The problem >> Write out the whole listing again, exactly as given.

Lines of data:
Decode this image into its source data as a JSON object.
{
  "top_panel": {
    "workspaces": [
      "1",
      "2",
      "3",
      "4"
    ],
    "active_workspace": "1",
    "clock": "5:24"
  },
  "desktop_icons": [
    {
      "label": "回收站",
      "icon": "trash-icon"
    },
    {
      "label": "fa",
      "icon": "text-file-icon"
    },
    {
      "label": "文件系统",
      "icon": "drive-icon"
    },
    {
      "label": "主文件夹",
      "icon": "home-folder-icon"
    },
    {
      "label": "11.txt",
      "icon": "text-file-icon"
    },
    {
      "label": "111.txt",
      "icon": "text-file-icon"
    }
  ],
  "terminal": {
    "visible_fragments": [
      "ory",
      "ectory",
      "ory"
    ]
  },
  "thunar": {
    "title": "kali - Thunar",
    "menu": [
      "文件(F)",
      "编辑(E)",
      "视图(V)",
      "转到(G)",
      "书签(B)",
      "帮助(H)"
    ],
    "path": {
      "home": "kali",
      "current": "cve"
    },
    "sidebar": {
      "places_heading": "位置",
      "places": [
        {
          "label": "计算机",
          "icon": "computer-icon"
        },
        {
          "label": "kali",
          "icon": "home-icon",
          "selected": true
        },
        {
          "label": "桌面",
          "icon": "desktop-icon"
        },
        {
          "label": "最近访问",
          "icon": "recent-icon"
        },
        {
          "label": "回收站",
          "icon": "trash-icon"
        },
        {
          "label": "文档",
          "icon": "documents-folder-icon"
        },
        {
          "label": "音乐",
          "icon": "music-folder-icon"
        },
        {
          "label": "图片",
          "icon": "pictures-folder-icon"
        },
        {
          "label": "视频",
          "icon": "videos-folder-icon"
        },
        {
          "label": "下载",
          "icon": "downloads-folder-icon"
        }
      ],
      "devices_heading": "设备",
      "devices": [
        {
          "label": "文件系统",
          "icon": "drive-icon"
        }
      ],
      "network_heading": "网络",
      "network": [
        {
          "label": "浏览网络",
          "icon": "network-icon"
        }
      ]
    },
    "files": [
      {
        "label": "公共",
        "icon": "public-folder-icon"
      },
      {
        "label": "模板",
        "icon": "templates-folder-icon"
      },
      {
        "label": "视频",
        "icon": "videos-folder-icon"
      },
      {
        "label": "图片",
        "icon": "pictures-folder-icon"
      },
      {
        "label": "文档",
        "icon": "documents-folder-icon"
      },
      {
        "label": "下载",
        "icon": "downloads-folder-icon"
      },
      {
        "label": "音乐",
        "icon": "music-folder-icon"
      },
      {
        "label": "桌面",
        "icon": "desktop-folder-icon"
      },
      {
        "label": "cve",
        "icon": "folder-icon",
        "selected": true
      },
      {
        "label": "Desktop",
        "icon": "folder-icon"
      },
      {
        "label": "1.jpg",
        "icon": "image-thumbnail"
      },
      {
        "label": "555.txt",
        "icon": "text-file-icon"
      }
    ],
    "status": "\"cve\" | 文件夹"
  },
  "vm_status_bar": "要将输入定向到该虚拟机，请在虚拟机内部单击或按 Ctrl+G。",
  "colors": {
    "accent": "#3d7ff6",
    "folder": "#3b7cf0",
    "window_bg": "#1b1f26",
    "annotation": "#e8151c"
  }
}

Final result >>
Decode this image into its source data as a JSON object.
{
  "top_panel": {
    "workspaces": [
      "1",
      "2",
      "3",
      "4"
    ],
    "active_workspace": "1",
    "clock": "5:24"
  },
  "desktop_icons": [
    {
      "label": "回收站",
      "icon": "trash-icon"
    },
    {
      "label": "fa",
      "icon": "text-file-icon"
    },
    {
      "label": "文件系统",
      "icon": "drive-icon"
    },
    {
      "label": "主文件夹",
      "icon": "home-folder-icon"
    },
    {
      "label": "11.txt",
      "icon": "text-file-icon"
    },
    {
      "label": "111.txt",
      "icon": "text-file-icon"
    }
  ],
  "terminal": {
    "visible_fragments": [
      "ory",
      "ectory",
      "ory"
    ]
  },
  "thunar": {
    "title": "kali - Thunar",
    "menu": [
      "文件(F)",
      "编辑(E)",
      "视图(V)",
      "转到(G)",
      "书签(B)",
      "帮助(H)"
    ],
    "path": {
      "home": "kali",
      "current": "cve"
    },
    "sidebar": {
      "places_heading": "位置",
      "places": [
        {
          "label": "计算机",
          "icon": "computer-icon"
        },
        {
          "label": "kali",
          "icon": "home-icon",
          "selected": true
        },
        {
          "label": "桌面",
          "icon": "desktop-icon"
        },
        {
          "label": "最近访问",
          "icon": "recent-icon"
        },
        {
          "label": "回收站",
          "icon": "trash-icon"
        },
        {
          "label": "文档",
          "icon": "documents-folder-icon"
        },
        {
          "label": "音乐",
          "icon": "music-folder-icon"
        },
        {
          "label": "图片",
          "icon": "pictures-folder-icon"
        },
        {
          "label": "视频",
          "icon": "videos-folder-icon"
        },
        {
          "label": "下载",
          "icon": "downloads-folder-icon"
        }
      ],
      "devices_heading": "设备",
      "devices": [
        {
          "label": "文件系统",
          "icon": "drive-icon"
        }
      ],
      "network_heading": "网络",
      "network": [
        {
          "label": "浏览网络",
          "icon": "network-icon"
        }
      ]
    },
    "files": [
      {
        "label": "公共",
        "icon": "public-folder-icon"
      },
      {
        "label": "模板",
        "icon": "templates-folder-icon"
      },
      {
        "label": "视频",
        "icon": "videos-folder-icon"
      },
      {
        "label": "图片",
        "icon": "pictures-folder-icon"
      },
      {
        "label": "文档",
        "icon": "documents-folder-icon"
      },
      {
        "label": "下载",
        "icon": "downloads-folder-icon"
      },
      {
        "label": "音乐",
        "icon": "music-folder-icon"
      },
      {
        "label": "桌面",
        "icon": "desktop-folder-icon"
      },
      {
        "label": "cve",
        "icon": "folder-icon",
        "selected": true
      },
      {
        "label": "Desktop",
        "icon": "folder-icon"
      },
      {
        "label": "1.jpg",
        "icon": "image-thumbnail"
      },
      {
        "label": "555.txt",
        "icon": "text-file-icon"
      }
    ],
    "status": "\"cve\" | 文件夹"
  },
  "vm_status_bar": "要将输入定向到该虚拟机，请在虚拟机内部单击或按 Ctrl+G。",
  "colors": {
    "accent": "#3d7ff6",
    "folder": "#3b7cf0",
    "window_bg": "#1b1f26",
    "annotation": "#e8151c"
  }
}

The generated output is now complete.